**Rows from a figure dataset**:
::::::::::

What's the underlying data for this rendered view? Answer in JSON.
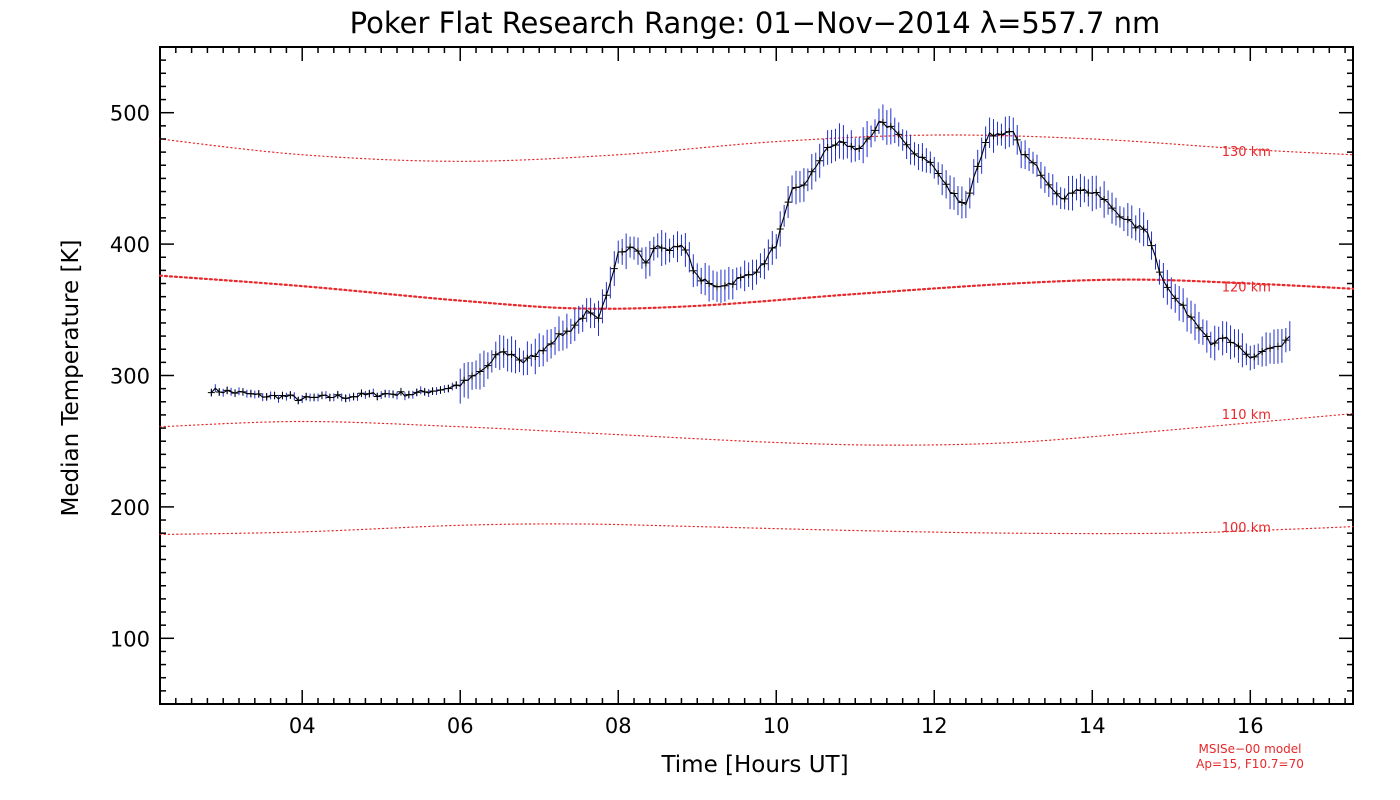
{
  "chart_data": {
    "type": "line",
    "title": "Poker Flat Research Range: 01−Nov−2014 λ=557.7 nm",
    "xlabel": "Time [Hours UT]",
    "ylabel": "Median Temperature [K]",
    "xlim": [
      2.2,
      17.3
    ],
    "ylim": [
      50,
      550
    ],
    "x_ticks": [
      4,
      6,
      8,
      10,
      12,
      14,
      16
    ],
    "x_tick_labels": [
      "04",
      "06",
      "08",
      "10",
      "12",
      "14",
      "16"
    ],
    "y_ticks": [
      100,
      200,
      300,
      400,
      500
    ],
    "y_tick_labels": [
      "100",
      "200",
      "300",
      "400",
      "500"
    ],
    "grid": false,
    "series": [
      {
        "role": "measurement",
        "color": "#000000",
        "error_color": "#1f2fd0",
        "points": [
          [
            2.85,
            289
          ],
          [
            3.0,
            288
          ],
          [
            3.2,
            287
          ],
          [
            3.4,
            285
          ],
          [
            3.6,
            284
          ],
          [
            3.8,
            284
          ],
          [
            4.0,
            282
          ],
          [
            4.2,
            283
          ],
          [
            4.4,
            284
          ],
          [
            4.6,
            284
          ],
          [
            4.8,
            285
          ],
          [
            5.0,
            286
          ],
          [
            5.2,
            286
          ],
          [
            5.4,
            286
          ],
          [
            5.6,
            288
          ],
          [
            5.8,
            290
          ],
          [
            6.0,
            293
          ],
          [
            6.2,
            300
          ],
          [
            6.4,
            310
          ],
          [
            6.5,
            318
          ],
          [
            6.7,
            315
          ],
          [
            6.8,
            310
          ],
          [
            7.0,
            318
          ],
          [
            7.2,
            328
          ],
          [
            7.4,
            335
          ],
          [
            7.5,
            342
          ],
          [
            7.6,
            348
          ],
          [
            7.75,
            342
          ],
          [
            7.85,
            360
          ],
          [
            8.0,
            395
          ],
          [
            8.2,
            398
          ],
          [
            8.35,
            385
          ],
          [
            8.5,
            400
          ],
          [
            8.6,
            395
          ],
          [
            8.75,
            400
          ],
          [
            8.85,
            395
          ],
          [
            9.0,
            375
          ],
          [
            9.2,
            368
          ],
          [
            9.4,
            370
          ],
          [
            9.6,
            375
          ],
          [
            9.8,
            382
          ],
          [
            10.0,
            400
          ],
          [
            10.2,
            440
          ],
          [
            10.4,
            448
          ],
          [
            10.6,
            470
          ],
          [
            10.8,
            478
          ],
          [
            11.0,
            472
          ],
          [
            11.2,
            480
          ],
          [
            11.3,
            492
          ],
          [
            11.5,
            488
          ],
          [
            11.7,
            470
          ],
          [
            11.9,
            465
          ],
          [
            12.0,
            458
          ],
          [
            12.2,
            440
          ],
          [
            12.4,
            430
          ],
          [
            12.55,
            460
          ],
          [
            12.7,
            485
          ],
          [
            12.85,
            482
          ],
          [
            13.0,
            485
          ],
          [
            13.1,
            470
          ],
          [
            13.3,
            458
          ],
          [
            13.5,
            443
          ],
          [
            13.65,
            434
          ],
          [
            13.8,
            443
          ],
          [
            13.95,
            440
          ],
          [
            14.1,
            436
          ],
          [
            14.3,
            425
          ],
          [
            14.5,
            415
          ],
          [
            14.7,
            410
          ],
          [
            14.85,
            380
          ],
          [
            15.0,
            362
          ],
          [
            15.2,
            348
          ],
          [
            15.4,
            335
          ],
          [
            15.5,
            325
          ],
          [
            15.7,
            328
          ],
          [
            15.8,
            323
          ],
          [
            16.0,
            313
          ],
          [
            16.2,
            320
          ],
          [
            16.4,
            322
          ],
          [
            16.5,
            330
          ]
        ]
      },
      {
        "name": "130 km",
        "role": "model",
        "color": "#e8282a",
        "style": "dotted",
        "points": [
          [
            2.2,
            480
          ],
          [
            4.0,
            468
          ],
          [
            6.0,
            463
          ],
          [
            8.0,
            468
          ],
          [
            10.0,
            478
          ],
          [
            12.0,
            483
          ],
          [
            14.0,
            480
          ],
          [
            16.0,
            472
          ],
          [
            17.3,
            468
          ]
        ]
      },
      {
        "name": "120 km",
        "role": "model",
        "color": "#e8282a",
        "style": "dotted-heavy",
        "points": [
          [
            2.2,
            376
          ],
          [
            4.0,
            368
          ],
          [
            6.0,
            357
          ],
          [
            7.5,
            351
          ],
          [
            9.0,
            353
          ],
          [
            11.0,
            362
          ],
          [
            13.0,
            370
          ],
          [
            14.5,
            373
          ],
          [
            16.0,
            370
          ],
          [
            17.3,
            366
          ]
        ]
      },
      {
        "name": "110 km",
        "role": "model",
        "color": "#e8282a",
        "style": "dotted",
        "points": [
          [
            2.2,
            261
          ],
          [
            4.0,
            265
          ],
          [
            6.0,
            261
          ],
          [
            8.0,
            255
          ],
          [
            10.0,
            249
          ],
          [
            11.5,
            247
          ],
          [
            13.0,
            249
          ],
          [
            14.5,
            256
          ],
          [
            16.0,
            264
          ],
          [
            17.3,
            271
          ]
        ]
      },
      {
        "name": "100 km",
        "role": "model",
        "color": "#e8282a",
        "style": "dotted",
        "points": [
          [
            2.2,
            179
          ],
          [
            4.0,
            181
          ],
          [
            6.0,
            186
          ],
          [
            7.5,
            187
          ],
          [
            9.0,
            185
          ],
          [
            11.0,
            182
          ],
          [
            13.0,
            180
          ],
          [
            15.0,
            180
          ],
          [
            16.5,
            183
          ],
          [
            17.3,
            185
          ]
        ]
      }
    ],
    "model_label_x": 15.95,
    "model_labels": [
      {
        "text": "130 km",
        "y": 467
      },
      {
        "text": "120 km",
        "y": 364
      },
      {
        "text": "110 km",
        "y": 267
      },
      {
        "text": "100 km",
        "y": 181
      }
    ],
    "note_lines": [
      "MSISe−00 model",
      "Ap=15, F10.7=70"
    ]
  }
}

::::::::::

**Stated task**: Copy the listing word for word, excluding its pictures.

**Worked solution**:
What's the underlying data for this rendered view? Answer in JSON.
{
  "chart_data": {
    "type": "line",
    "title": "Poker Flat Research Range: 01−Nov−2014 λ=557.7 nm",
    "xlabel": "Time [Hours UT]",
    "ylabel": "Median Temperature [K]",
    "xlim": [
      2.2,
      17.3
    ],
    "ylim": [
      50,
      550
    ],
    "x_ticks": [
      4,
      6,
      8,
      10,
      12,
      14,
      16
    ],
    "x_tick_labels": [
      "04",
      "06",
      "08",
      "10",
      "12",
      "14",
      "16"
    ],
    "y_ticks": [
      100,
      200,
      300,
      400,
      500
    ],
    "y_tick_labels": [
      "100",
      "200",
      "300",
      "400",
      "500"
    ],
    "grid": false,
    "series": [
      {
        "role": "measurement",
        "color": "#000000",
        "error_color": "#1f2fd0",
        "points": [
          [
            2.85,
            289
          ],
          [
            3.0,
            288
          ],
          [
            3.2,
            287
          ],
          [
            3.4,
            285
          ],
          [
            3.6,
            284
          ],
          [
            3.8,
            284
          ],
          [
            4.0,
            282
          ],
          [
            4.2,
            283
          ],
          [
            4.4,
            284
          ],
          [
            4.6,
            284
          ],
          [
            4.8,
            285
          ],
          [
            5.0,
            286
          ],
          [
            5.2,
            286
          ],
          [
            5.4,
            286
          ],
          [
            5.6,
            288
          ],
          [
            5.8,
            290
          ],
          [
            6.0,
            293
          ],
          [
            6.2,
            300
          ],
          [
            6.4,
            310
          ],
          [
            6.5,
            318
          ],
          [
            6.7,
            315
          ],
          [
            6.8,
            310
          ],
          [
            7.0,
            318
          ],
          [
            7.2,
            328
          ],
          [
            7.4,
            335
          ],
          [
            7.5,
            342
          ],
          [
            7.6,
            348
          ],
          [
            7.75,
            342
          ],
          [
            7.85,
            360
          ],
          [
            8.0,
            395
          ],
          [
            8.2,
            398
          ],
          [
            8.35,
            385
          ],
          [
            8.5,
            400
          ],
          [
            8.6,
            395
          ],
          [
            8.75,
            400
          ],
          [
            8.85,
            395
          ],
          [
            9.0,
            375
          ],
          [
            9.2,
            368
          ],
          [
            9.4,
            370
          ],
          [
            9.6,
            375
          ],
          [
            9.8,
            382
          ],
          [
            10.0,
            400
          ],
          [
            10.2,
            440
          ],
          [
            10.4,
            448
          ],
          [
            10.6,
            470
          ],
          [
            10.8,
            478
          ],
          [
            11.0,
            472
          ],
          [
            11.2,
            480
          ],
          [
            11.3,
            492
          ],
          [
            11.5,
            488
          ],
          [
            11.7,
            470
          ],
          [
            11.9,
            465
          ],
          [
            12.0,
            458
          ],
          [
            12.2,
            440
          ],
          [
            12.4,
            430
          ],
          [
            12.55,
            460
          ],
          [
            12.7,
            485
          ],
          [
            12.85,
            482
          ],
          [
            13.0,
            485
          ],
          [
            13.1,
            470
          ],
          [
            13.3,
            458
          ],
          [
            13.5,
            443
          ],
          [
            13.65,
            434
          ],
          [
            13.8,
            443
          ],
          [
            13.95,
            440
          ],
          [
            14.1,
            436
          ],
          [
            14.3,
            425
          ],
          [
            14.5,
            415
          ],
          [
            14.7,
            410
          ],
          [
            14.85,
            380
          ],
          [
            15.0,
            362
          ],
          [
            15.2,
            348
          ],
          [
            15.4,
            335
          ],
          [
            15.5,
            325
          ],
          [
            15.7,
            328
          ],
          [
            15.8,
            323
          ],
          [
            16.0,
            313
          ],
          [
            16.2,
            320
          ],
          [
            16.4,
            322
          ],
          [
            16.5,
            330
          ]
        ]
      },
      {
        "name": "130 km",
        "role": "model",
        "color": "#e8282a",
        "style": "dotted",
        "points": [
          [
            2.2,
            480
          ],
          [
            4.0,
            468
          ],
          [
            6.0,
            463
          ],
          [
            8.0,
            468
          ],
          [
            10.0,
            478
          ],
          [
            12.0,
            483
          ],
          [
            14.0,
            480
          ],
          [
            16.0,
            472
          ],
          [
            17.3,
            468
          ]
        ]
      },
      {
        "name": "120 km",
        "role": "model",
        "color": "#e8282a",
        "style": "dotted-heavy",
        "points": [
          [
            2.2,
            376
          ],
          [
            4.0,
            368
          ],
          [
            6.0,
            357
          ],
          [
            7.5,
            351
          ],
          [
            9.0,
            353
          ],
          [
            11.0,
            362
          ],
          [
            13.0,
            370
          ],
          [
            14.5,
            373
          ],
          [
            16.0,
            370
          ],
          [
            17.3,
            366
          ]
        ]
      },
      {
        "name": "110 km",
        "role": "model",
        "color": "#e8282a",
        "style": "dotted",
        "points": [
          [
            2.2,
            261
          ],
          [
            4.0,
            265
          ],
          [
            6.0,
            261
          ],
          [
            8.0,
            255
          ],
          [
            10.0,
            249
          ],
          [
            11.5,
            247
          ],
          [
            13.0,
            249
          ],
          [
            14.5,
            256
          ],
          [
            16.0,
            264
          ],
          [
            17.3,
            271
          ]
        ]
      },
      {
        "name": "100 km",
        "role": "model",
        "color": "#e8282a",
        "style": "dotted",
        "points": [
          [
            2.2,
            179
          ],
          [
            4.0,
            181
          ],
          [
            6.0,
            186
          ],
          [
            7.5,
            187
          ],
          [
            9.0,
            185
          ],
          [
            11.0,
            182
          ],
          [
            13.0,
            180
          ],
          [
            15.0,
            180
          ],
          [
            16.5,
            183
          ],
          [
            17.3,
            185
          ]
        ]
      }
    ],
    "model_label_x": 15.95,
    "model_labels": [
      {
        "text": "130 km",
        "y": 467
      },
      {
        "text": "120 km",
        "y": 364
      },
      {
        "text": "110 km",
        "y": 267
      },
      {
        "text": "100 km",
        "y": 181
      }
    ],
    "note_lines": [
      "MSISe−00 model",
      "Ap=15, F10.7=70"
    ]
  }
}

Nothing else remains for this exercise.